[YOUR INSTRUCTIONS]: In your copy, include every line of the listing below exactly but none of the pictures.

[RAW DATA]:
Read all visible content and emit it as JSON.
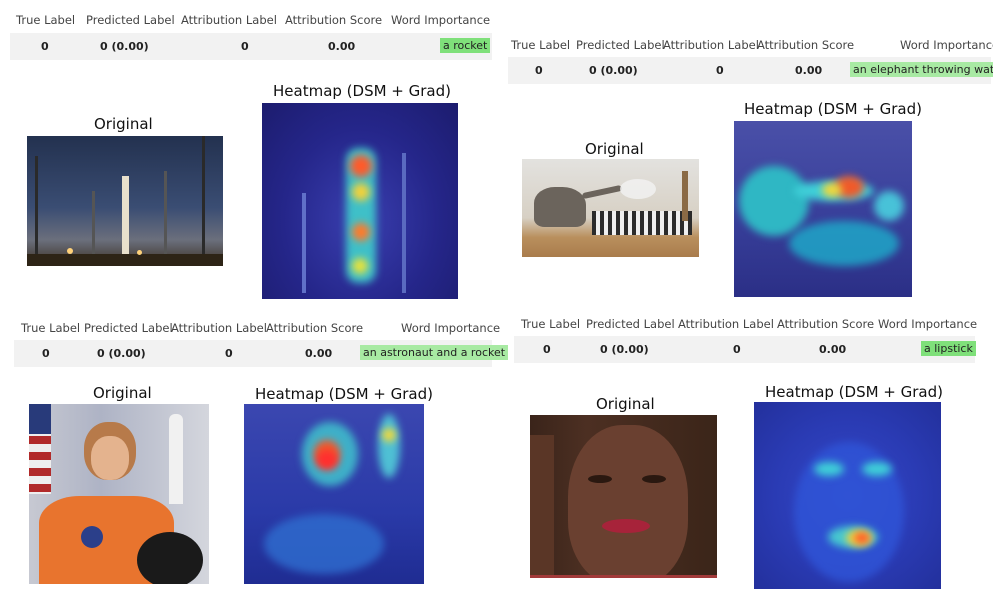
{
  "columns": {
    "true_label": "True Label",
    "predicted_label": "Predicted Label",
    "attribution_label": "Attribution Label",
    "attribution_score": "Attribution Score",
    "word_importance": "Word Importance"
  },
  "titles": {
    "original": "Original",
    "heatmap": "Heatmap (DSM + Grad)"
  },
  "panels": [
    {
      "true_label": "0",
      "predicted_label": "0 (0.00)",
      "attribution_label": "0",
      "attribution_score": "0.00",
      "word_importance": "a rocket"
    },
    {
      "true_label": "0",
      "predicted_label": "0 (0.00)",
      "attribution_label": "0",
      "attribution_score": "0.00",
      "word_importance": "an elephant throwing water"
    },
    {
      "true_label": "0",
      "predicted_label": "0 (0.00)",
      "attribution_label": "0",
      "attribution_score": "0.00",
      "word_importance": "an astronaut and a rocket"
    },
    {
      "true_label": "0",
      "predicted_label": "0 (0.00)",
      "attribution_label": "0",
      "attribution_score": "0.00",
      "word_importance": "a lipstick"
    }
  ],
  "images": {
    "p1_original": "rocket-launch-photo",
    "p1_heatmap": "rocket-heatmap",
    "p2_original": "elephant-zebras-photo",
    "p2_heatmap": "elephant-heatmap",
    "p3_original": "astronaut-portrait-photo",
    "p3_heatmap": "astronaut-heatmap",
    "p4_original": "face-portrait-photo",
    "p4_heatmap": "lipstick-heatmap"
  }
}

[TASK ANSWER]:
Read all visible content and emit it as JSON.
{
  "columns": {
    "true_label": "True Label",
    "predicted_label": "Predicted Label",
    "attribution_label": "Attribution Label",
    "attribution_score": "Attribution Score",
    "word_importance": "Word Importance"
  },
  "titles": {
    "original": "Original",
    "heatmap": "Heatmap (DSM + Grad)"
  },
  "panels": [
    {
      "true_label": "0",
      "predicted_label": "0 (0.00)",
      "attribution_label": "0",
      "attribution_score": "0.00",
      "word_importance": "a rocket"
    },
    {
      "true_label": "0",
      "predicted_label": "0 (0.00)",
      "attribution_label": "0",
      "attribution_score": "0.00",
      "word_importance": "an elephant throwing water"
    },
    {
      "true_label": "0",
      "predicted_label": "0 (0.00)",
      "attribution_label": "0",
      "attribution_score": "0.00",
      "word_importance": "an astronaut and a rocket"
    },
    {
      "true_label": "0",
      "predicted_label": "0 (0.00)",
      "attribution_label": "0",
      "attribution_score": "0.00",
      "word_importance": "a lipstick"
    }
  ],
  "images": {
    "p1_original": "rocket-launch-photo",
    "p1_heatmap": "rocket-heatmap",
    "p2_original": "elephant-zebras-photo",
    "p2_heatmap": "elephant-heatmap",
    "p3_original": "astronaut-portrait-photo",
    "p3_heatmap": "astronaut-heatmap",
    "p4_original": "face-portrait-photo",
    "p4_heatmap": "lipstick-heatmap"
  }
}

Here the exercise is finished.